### Estratto del documento
'''
Ormai sono passate quasi due settimane da quando siamo stati investiti dall’emergenza del coronavirus. Possiamo dire che ci ha insegnato qualcosa di buono?
«Sono diverse le cose positive “portate” dal coronavirus. Anzitutto ho visto una straordinaria collaborazione tra colleghi di discipline diverse: pneumologi che hanno lavorato con infettivologi, gastroenterologi, internisti e nefrologi. Il turno di guardia lo fanno tutti per tutti, incluso ematologi e oncologi».

Collaborazione e poi?
«Sappiamo che fino al 90 per cento di chi va al Pronto soccorso sarebbe potuto rimanere a casa. Tolto il primo momento, in cui tutti volevano fare il tampone per il Covid-19, le persone hanno capito che dovevano restare a casa tranquille: ora al Pronto soccorso va solo chi ne ha davvero bisogno.».

Nuovi modelli di intervento?
'''
### Consegna
Restituisca integralmente l'estratto sull'emergenza del coronavirus, senza apportarvi alcuna modifica. Si faccia riferimento unicamente all'estratto riportato.

### Informazioni registrate
'''
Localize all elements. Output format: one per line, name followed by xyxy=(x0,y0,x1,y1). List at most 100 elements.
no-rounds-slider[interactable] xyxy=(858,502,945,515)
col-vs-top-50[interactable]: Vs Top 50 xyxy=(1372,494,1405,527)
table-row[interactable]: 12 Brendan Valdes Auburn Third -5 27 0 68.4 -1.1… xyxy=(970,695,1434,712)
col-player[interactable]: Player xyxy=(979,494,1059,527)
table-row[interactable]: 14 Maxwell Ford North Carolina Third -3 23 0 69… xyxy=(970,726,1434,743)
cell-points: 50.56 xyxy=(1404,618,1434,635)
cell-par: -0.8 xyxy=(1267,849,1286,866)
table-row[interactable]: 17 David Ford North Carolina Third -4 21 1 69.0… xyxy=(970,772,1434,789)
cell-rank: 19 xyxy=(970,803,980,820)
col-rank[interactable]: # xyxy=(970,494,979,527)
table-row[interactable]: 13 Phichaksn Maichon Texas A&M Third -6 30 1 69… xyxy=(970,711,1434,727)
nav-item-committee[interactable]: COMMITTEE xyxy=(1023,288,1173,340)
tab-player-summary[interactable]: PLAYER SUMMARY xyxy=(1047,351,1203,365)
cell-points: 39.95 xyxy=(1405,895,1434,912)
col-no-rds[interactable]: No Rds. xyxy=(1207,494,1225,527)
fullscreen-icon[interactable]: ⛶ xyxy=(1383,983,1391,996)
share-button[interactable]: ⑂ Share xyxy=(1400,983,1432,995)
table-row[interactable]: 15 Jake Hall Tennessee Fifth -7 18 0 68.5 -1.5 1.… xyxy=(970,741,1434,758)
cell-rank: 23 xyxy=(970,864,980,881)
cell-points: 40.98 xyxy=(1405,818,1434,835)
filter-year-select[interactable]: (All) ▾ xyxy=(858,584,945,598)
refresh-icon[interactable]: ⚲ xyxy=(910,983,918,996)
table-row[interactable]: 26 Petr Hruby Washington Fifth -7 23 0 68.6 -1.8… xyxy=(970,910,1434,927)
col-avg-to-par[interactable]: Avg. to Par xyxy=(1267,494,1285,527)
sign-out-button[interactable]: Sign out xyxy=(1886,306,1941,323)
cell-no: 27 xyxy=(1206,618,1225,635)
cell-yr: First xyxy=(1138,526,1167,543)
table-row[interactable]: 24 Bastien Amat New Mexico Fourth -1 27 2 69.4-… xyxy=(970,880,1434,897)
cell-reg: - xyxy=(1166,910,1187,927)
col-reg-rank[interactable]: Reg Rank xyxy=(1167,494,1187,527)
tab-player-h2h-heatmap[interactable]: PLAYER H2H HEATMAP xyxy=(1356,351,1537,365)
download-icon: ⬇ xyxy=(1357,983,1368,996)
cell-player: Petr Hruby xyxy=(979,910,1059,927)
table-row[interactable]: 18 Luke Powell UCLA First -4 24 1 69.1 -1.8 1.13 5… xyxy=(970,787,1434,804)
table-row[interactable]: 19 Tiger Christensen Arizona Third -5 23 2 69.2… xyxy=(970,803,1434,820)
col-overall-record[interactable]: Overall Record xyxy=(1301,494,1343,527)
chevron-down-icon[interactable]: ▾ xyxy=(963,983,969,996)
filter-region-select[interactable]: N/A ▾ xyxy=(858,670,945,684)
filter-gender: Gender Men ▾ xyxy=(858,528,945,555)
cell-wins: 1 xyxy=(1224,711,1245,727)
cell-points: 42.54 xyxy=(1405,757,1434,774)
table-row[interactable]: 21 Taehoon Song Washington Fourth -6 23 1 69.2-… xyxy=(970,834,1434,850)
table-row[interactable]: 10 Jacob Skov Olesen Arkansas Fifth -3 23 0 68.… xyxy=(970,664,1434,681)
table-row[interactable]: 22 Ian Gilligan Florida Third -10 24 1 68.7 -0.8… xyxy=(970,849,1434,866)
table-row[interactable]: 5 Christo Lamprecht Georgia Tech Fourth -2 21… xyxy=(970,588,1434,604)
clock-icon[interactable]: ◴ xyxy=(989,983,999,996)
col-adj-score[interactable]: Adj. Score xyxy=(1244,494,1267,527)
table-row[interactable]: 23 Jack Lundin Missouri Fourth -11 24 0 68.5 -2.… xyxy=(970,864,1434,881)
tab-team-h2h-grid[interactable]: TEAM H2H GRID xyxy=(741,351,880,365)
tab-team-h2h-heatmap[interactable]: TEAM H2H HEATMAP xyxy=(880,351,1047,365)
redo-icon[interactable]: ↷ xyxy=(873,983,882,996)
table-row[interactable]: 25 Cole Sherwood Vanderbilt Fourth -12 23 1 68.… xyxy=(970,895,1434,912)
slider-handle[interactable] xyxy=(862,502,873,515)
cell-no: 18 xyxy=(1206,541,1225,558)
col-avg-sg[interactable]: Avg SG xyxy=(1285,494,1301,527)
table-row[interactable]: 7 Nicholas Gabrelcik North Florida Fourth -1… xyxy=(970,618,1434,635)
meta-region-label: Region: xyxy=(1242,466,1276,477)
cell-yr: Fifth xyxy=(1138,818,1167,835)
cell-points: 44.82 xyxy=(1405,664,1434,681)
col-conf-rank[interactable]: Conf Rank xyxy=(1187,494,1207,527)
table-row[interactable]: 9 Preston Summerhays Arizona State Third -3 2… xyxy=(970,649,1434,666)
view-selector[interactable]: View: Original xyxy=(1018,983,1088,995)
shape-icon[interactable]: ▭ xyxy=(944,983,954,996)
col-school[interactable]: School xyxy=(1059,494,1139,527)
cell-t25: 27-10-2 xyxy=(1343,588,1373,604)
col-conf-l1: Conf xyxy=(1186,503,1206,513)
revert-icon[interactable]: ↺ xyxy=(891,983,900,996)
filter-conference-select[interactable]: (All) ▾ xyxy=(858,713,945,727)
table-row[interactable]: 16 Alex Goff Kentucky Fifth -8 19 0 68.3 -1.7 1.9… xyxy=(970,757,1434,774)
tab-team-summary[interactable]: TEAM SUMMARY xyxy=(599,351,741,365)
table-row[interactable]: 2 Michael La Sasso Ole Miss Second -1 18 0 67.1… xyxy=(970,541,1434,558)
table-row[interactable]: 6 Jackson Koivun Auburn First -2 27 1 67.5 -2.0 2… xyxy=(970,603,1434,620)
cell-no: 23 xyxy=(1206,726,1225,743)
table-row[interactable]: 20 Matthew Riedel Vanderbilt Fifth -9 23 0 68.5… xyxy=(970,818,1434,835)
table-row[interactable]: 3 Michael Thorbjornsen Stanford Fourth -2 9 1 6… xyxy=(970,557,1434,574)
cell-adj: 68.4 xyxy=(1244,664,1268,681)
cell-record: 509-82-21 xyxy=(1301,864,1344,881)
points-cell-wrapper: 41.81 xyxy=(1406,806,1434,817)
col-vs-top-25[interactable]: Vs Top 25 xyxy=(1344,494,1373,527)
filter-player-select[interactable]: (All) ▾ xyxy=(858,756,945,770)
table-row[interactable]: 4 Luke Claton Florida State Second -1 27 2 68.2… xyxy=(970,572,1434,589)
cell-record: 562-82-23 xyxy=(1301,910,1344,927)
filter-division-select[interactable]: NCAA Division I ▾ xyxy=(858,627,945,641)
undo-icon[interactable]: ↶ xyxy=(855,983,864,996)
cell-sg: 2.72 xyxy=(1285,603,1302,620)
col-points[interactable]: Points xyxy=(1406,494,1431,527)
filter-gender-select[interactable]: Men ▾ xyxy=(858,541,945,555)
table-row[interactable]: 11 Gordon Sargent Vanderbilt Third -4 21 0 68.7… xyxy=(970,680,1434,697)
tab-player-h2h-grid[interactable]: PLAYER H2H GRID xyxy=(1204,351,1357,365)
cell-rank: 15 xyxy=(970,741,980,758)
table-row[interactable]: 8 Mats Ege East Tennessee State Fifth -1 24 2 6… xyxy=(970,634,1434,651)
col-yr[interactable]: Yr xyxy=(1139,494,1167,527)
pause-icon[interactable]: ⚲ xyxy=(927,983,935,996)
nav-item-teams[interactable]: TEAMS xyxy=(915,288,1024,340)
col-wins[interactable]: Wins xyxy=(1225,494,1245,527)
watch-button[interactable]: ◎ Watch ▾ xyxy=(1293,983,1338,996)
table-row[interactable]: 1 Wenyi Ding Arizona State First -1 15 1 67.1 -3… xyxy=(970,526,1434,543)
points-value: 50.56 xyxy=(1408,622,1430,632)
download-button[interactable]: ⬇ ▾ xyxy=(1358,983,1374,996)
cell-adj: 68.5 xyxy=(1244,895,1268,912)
'''
### Risposta
Ormai sono passate quasi due settimane da quando siamo stati investiti dall’emergenza del coronavirus. Possiamo dire che ci ha insegnato qualcosa di buono?
«Sono diverse le cose positive “portate” dal coronavirus. Anzitutto ho visto una straordinaria collaborazione tra colleghi di discipline diverse: pneumologi che hanno lavorato con infettivologi, gastroenterologi, internisti e nefrologi. Il turno di guardia lo fanno tutti per tutti, incluso ematologi e oncologi».

Collaborazione e poi?
«Sappiamo che fino al 90 per cento di chi va al Pronto soccorso sarebbe potuto rimanere a casa. Tolto il primo momento, in cui tutti volevano fare il tampone per il Covid-19, le persone hanno capito che dovevano restare a casa tranquille: ora al Pronto soccorso va solo chi ne ha davvero bisogno.».

Nuovi modelli di intervento?